Some records
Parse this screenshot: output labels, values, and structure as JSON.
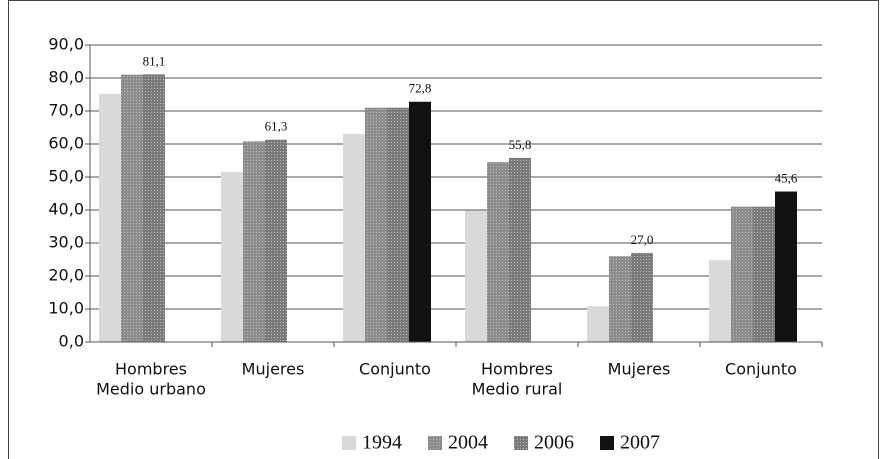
{
  "chart_data": {
    "type": "bar",
    "categories": [
      [
        "Hombres",
        "Medio urbano"
      ],
      [
        "Mujeres"
      ],
      [
        "Conjunto"
      ],
      [
        "Hombres",
        "Medio rural"
      ],
      [
        "Mujeres"
      ],
      [
        "Conjunto"
      ]
    ],
    "series": [
      {
        "name": "1994",
        "color": "#d9d9d9",
        "values": [
          75.2,
          51.5,
          63.0,
          39.8,
          10.8,
          24.8
        ],
        "value_labels": [
          null,
          null,
          null,
          null,
          null,
          null
        ]
      },
      {
        "name": "2004",
        "color": "#8c8c8c",
        "values": [
          81.0,
          60.8,
          71.0,
          54.5,
          26.0,
          41.0
        ],
        "value_labels": [
          null,
          null,
          null,
          null,
          null,
          null
        ]
      },
      {
        "name": "2006",
        "color": "#7a7a7a",
        "values": [
          81.1,
          61.3,
          71.0,
          55.8,
          27.0,
          41.0
        ],
        "value_labels": [
          "81,1",
          "61,3",
          null,
          "55,8",
          "27,0",
          null
        ]
      },
      {
        "name": "2007",
        "color": "#111111",
        "values": [
          null,
          null,
          72.8,
          null,
          null,
          45.6
        ],
        "value_labels": [
          null,
          null,
          "72,8",
          null,
          null,
          "45,6"
        ]
      }
    ],
    "ylim": [
      0,
      90
    ],
    "yticks": [
      {
        "value": 0,
        "label": "0,0"
      },
      {
        "value": 10,
        "label": "10,0"
      },
      {
        "value": 20,
        "label": "20,0"
      },
      {
        "value": 30,
        "label": "30,0"
      },
      {
        "value": 40,
        "label": "40,0"
      },
      {
        "value": 50,
        "label": "50,0"
      },
      {
        "value": 60,
        "label": "60,0"
      },
      {
        "value": 70,
        "label": "70,0"
      },
      {
        "value": 80,
        "label": "80,0"
      },
      {
        "value": 90,
        "label": "90,0"
      }
    ],
    "grid": true,
    "legend": "bottom"
  }
}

- THE PROBLEM -
Work out how many lines in the entries hold the string "name". Your answer should consist solely of that number.

- TASK SOLUTION -
4